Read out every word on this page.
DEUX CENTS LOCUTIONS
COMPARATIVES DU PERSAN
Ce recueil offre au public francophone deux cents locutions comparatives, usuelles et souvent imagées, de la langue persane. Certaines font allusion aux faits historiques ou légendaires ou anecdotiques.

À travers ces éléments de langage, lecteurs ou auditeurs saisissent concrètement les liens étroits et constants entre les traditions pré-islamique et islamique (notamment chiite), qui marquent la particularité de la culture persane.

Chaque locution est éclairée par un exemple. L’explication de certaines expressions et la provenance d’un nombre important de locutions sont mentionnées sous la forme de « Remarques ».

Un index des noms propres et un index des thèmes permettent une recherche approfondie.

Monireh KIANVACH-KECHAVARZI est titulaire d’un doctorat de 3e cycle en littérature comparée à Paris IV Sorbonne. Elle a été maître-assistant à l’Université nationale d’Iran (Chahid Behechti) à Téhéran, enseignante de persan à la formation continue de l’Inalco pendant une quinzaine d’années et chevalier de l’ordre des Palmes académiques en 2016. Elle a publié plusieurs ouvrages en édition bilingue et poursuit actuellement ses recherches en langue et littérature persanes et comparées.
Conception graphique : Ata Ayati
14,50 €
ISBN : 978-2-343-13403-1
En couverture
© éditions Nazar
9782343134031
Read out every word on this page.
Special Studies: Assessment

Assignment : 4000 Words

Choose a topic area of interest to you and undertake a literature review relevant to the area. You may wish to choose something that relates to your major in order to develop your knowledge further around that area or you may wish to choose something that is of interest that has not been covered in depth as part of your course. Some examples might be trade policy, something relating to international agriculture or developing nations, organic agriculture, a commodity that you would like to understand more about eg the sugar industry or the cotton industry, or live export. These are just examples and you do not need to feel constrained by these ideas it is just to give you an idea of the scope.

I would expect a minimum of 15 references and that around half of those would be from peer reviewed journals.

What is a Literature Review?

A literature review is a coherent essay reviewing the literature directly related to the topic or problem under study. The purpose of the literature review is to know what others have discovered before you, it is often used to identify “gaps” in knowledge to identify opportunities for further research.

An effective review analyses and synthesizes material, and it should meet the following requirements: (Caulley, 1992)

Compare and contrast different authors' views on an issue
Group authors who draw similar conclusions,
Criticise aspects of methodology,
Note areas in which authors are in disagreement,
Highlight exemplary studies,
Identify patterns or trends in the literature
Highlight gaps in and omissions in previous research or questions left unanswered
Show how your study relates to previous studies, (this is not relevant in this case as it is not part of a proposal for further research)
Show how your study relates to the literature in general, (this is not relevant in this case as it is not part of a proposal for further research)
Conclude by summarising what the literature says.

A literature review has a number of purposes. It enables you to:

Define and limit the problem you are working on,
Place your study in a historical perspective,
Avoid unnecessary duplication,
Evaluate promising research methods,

┄┄┄┄┄┄┄┄┄┄┄┄┄┄┄┄┄┄┄┄

* Task instructions
Determine how many lines in the listing above hold the string "case", then write only the number.

* Answer to this problem
2